**PROBLEM STATEMENT**.
Note each line of the entries that includes "median". Then copy those lines.

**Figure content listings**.

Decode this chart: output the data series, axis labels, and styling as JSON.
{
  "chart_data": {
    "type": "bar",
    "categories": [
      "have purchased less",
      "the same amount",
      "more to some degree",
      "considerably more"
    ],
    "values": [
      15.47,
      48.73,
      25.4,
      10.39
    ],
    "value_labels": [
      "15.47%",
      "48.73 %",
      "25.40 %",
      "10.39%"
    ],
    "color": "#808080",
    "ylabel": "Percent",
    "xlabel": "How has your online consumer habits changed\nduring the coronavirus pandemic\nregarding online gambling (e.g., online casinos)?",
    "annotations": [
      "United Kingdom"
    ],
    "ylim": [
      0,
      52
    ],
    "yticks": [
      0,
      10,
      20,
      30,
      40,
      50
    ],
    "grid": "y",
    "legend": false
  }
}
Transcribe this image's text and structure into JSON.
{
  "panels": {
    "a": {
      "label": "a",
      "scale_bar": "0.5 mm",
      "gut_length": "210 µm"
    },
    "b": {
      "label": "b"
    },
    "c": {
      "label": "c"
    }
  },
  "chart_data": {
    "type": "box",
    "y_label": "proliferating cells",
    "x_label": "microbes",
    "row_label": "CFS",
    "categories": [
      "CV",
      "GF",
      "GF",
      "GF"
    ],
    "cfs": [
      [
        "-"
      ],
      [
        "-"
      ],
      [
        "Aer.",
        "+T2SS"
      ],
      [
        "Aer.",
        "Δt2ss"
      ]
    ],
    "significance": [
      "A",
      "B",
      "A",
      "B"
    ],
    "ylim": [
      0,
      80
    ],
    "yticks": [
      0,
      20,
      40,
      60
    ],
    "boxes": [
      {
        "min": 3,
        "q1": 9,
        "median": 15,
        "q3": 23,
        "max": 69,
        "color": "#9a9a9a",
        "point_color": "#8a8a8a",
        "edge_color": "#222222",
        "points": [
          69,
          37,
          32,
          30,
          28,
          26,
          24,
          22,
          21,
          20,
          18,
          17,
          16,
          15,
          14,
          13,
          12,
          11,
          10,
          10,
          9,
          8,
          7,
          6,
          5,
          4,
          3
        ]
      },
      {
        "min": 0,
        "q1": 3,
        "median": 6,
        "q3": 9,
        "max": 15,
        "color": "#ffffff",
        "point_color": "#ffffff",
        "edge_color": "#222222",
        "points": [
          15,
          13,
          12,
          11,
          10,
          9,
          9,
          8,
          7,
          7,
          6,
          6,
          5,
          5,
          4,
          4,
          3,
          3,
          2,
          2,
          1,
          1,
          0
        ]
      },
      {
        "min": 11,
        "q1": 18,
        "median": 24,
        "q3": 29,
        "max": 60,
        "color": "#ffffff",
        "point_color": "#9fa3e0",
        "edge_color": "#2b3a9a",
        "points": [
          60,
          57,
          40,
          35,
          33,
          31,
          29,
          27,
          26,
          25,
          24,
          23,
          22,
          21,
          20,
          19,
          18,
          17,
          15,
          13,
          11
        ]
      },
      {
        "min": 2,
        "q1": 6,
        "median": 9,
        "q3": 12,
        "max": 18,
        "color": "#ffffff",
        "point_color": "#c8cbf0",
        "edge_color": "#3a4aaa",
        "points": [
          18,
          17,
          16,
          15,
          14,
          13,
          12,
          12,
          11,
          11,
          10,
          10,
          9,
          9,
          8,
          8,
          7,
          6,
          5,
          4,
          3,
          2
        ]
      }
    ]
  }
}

**PROBLEM SOLUTION**.
        "median": 15,
        "median": 6,
        "median": 24,
        "median": 9,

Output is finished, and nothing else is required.